> TO BE DONE: Please copy the rows verbatim, from the first line through the line with "267, 588, 283]", including both of those lines.

— begin SOURCE RECORDS —

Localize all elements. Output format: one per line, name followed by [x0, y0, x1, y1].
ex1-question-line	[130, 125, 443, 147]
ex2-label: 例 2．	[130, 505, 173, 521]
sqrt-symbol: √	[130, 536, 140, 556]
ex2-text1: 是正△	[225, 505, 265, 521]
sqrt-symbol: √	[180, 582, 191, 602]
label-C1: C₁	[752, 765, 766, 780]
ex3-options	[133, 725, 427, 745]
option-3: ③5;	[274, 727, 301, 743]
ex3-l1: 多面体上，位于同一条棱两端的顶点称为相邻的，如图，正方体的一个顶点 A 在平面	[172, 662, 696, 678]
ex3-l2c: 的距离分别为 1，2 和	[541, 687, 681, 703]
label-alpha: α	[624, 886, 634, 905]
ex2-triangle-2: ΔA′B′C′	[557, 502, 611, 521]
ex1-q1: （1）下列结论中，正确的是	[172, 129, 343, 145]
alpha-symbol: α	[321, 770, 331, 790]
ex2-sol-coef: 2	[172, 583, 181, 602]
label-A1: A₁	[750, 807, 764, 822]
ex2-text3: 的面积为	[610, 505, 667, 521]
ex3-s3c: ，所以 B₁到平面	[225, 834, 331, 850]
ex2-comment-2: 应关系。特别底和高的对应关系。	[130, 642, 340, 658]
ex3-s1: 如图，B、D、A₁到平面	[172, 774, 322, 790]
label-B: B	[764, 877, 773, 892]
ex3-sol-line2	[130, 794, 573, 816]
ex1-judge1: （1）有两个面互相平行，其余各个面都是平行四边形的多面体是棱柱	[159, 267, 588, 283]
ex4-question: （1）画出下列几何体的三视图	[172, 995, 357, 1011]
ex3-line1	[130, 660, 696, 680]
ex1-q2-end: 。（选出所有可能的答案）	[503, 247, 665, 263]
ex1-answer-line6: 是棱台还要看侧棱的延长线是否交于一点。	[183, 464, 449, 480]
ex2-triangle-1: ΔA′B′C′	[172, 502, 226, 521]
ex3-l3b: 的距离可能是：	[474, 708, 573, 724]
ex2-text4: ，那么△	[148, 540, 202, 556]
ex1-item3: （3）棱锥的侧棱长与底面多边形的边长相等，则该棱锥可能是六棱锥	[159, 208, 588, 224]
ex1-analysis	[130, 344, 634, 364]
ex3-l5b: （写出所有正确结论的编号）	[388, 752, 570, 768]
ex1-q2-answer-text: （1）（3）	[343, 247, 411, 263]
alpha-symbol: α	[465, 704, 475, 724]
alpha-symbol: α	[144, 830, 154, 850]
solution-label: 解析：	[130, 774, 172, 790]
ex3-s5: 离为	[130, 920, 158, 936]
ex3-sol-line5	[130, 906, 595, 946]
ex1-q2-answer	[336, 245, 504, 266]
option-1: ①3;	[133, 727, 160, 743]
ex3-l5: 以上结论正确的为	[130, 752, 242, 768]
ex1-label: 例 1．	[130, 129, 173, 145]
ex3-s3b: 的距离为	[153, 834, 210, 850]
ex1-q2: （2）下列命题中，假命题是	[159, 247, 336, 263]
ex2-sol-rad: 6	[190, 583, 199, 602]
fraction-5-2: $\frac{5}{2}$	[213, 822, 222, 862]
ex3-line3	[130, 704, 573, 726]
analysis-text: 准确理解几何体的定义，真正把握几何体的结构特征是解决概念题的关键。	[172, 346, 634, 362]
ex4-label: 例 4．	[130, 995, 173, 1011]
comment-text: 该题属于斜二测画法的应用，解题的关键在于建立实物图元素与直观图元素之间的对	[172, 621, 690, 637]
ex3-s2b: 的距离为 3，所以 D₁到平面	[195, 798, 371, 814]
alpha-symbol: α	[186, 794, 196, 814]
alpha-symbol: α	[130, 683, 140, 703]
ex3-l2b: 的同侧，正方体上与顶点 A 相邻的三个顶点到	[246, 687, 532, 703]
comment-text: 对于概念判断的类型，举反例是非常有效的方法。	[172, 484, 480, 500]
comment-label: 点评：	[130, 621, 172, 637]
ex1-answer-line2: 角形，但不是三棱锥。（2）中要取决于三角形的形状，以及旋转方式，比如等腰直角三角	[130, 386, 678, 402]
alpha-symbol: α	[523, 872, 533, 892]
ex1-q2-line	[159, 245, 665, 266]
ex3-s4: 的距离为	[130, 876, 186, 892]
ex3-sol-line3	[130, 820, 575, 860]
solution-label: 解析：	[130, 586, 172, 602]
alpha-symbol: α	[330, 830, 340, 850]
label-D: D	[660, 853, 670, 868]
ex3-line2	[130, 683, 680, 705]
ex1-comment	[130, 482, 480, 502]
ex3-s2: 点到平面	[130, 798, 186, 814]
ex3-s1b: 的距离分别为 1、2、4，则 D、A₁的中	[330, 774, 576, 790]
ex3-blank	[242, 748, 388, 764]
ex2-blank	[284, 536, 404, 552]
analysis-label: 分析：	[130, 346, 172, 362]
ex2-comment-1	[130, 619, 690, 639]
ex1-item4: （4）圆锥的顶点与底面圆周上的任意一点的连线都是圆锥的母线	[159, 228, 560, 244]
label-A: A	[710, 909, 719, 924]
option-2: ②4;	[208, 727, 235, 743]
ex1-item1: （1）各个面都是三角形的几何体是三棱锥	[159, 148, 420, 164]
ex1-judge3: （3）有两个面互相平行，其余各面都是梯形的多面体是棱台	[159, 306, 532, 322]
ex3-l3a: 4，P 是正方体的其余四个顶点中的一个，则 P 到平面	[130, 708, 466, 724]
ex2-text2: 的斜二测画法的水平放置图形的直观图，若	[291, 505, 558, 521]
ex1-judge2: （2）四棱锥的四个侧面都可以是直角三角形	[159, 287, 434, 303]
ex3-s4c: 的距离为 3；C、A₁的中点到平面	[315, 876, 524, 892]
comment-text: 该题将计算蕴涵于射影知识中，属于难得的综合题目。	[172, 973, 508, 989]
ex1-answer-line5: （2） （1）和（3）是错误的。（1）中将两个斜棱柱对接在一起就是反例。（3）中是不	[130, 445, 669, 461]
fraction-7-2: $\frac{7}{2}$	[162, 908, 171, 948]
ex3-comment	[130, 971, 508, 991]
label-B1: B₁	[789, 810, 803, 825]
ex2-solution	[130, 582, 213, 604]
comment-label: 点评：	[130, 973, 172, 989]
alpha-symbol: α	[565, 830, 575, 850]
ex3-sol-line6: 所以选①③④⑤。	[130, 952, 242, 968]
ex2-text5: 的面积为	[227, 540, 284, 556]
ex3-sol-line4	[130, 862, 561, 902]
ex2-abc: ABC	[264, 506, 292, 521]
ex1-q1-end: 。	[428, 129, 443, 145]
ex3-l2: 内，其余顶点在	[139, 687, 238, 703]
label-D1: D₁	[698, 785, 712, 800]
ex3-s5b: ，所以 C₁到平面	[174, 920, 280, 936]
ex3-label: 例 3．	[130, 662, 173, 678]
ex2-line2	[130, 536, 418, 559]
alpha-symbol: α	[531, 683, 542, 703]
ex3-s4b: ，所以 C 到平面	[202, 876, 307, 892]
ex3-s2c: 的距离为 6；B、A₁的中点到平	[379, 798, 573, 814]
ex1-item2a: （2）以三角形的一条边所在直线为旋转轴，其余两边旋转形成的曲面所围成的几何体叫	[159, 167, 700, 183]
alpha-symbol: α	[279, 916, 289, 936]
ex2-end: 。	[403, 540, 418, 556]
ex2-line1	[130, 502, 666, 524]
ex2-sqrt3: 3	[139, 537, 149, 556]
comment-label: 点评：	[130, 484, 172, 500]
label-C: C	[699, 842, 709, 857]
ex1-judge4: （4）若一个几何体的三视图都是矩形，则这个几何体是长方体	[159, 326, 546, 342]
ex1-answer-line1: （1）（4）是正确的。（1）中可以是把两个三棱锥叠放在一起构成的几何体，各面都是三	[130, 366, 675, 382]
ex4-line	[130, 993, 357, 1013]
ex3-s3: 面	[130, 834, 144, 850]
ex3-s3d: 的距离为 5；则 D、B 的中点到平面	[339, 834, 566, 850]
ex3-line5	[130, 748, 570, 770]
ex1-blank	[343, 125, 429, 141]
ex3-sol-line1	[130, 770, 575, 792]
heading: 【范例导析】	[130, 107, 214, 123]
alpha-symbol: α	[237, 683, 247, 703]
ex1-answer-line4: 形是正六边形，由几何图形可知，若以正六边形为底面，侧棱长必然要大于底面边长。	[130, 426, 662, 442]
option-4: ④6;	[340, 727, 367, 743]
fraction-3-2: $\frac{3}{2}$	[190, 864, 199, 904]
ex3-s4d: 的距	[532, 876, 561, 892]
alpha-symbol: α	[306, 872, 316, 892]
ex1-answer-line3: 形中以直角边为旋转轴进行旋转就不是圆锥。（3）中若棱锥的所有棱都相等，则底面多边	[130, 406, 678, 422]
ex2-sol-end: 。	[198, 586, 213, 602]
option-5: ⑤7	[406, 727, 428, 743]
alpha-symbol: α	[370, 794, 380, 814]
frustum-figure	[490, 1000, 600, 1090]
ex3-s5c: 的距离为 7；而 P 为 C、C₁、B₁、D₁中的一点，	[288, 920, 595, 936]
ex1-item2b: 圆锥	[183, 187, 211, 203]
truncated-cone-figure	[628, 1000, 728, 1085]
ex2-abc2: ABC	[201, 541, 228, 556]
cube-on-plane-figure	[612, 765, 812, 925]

— end SOURCE RECORDS —

> RESULT BELOW:
Localize all elements. Output format: one per line, name followed by [x0, y0, x1, y1].
ex1-question-line	[130, 125, 443, 147]
ex2-label: 例 2．	[130, 505, 173, 521]
sqrt-symbol: √	[130, 536, 140, 556]
ex2-text1: 是正△	[225, 505, 265, 521]
sqrt-symbol: √	[180, 582, 191, 602]
label-C1: C₁	[752, 765, 766, 780]
ex3-options	[133, 725, 427, 745]
option-3: ③5;	[274, 727, 301, 743]
ex3-l1: 多面体上，位于同一条棱两端的顶点称为相邻的，如图，正方体的一个顶点 A 在平面	[172, 662, 696, 678]
ex3-l2c: 的距离分别为 1，2 和	[541, 687, 681, 703]
label-alpha: α	[624, 886, 634, 905]
ex2-triangle-2: ΔA′B′C′	[557, 502, 611, 521]
ex1-q1: （1）下列结论中，正确的是	[172, 129, 343, 145]
alpha-symbol: α	[321, 770, 331, 790]
ex2-sol-coef: 2	[172, 583, 181, 602]
label-A1: A₁	[750, 807, 764, 822]
ex2-text3: 的面积为	[610, 505, 667, 521]
ex3-s3c: ，所以 B₁到平面	[225, 834, 331, 850]
ex2-comment-2: 应关系。特别底和高的对应关系。	[130, 642, 340, 658]
ex3-s1: 如图，B、D、A₁到平面	[172, 774, 322, 790]
label-B: B	[764, 877, 773, 892]
ex3-sol-line2	[130, 794, 573, 816]
ex1-judge1: （1）有两个面互相平行，其余各个面都是平行四边形的多面体是棱柱	[159, 267, 588, 283]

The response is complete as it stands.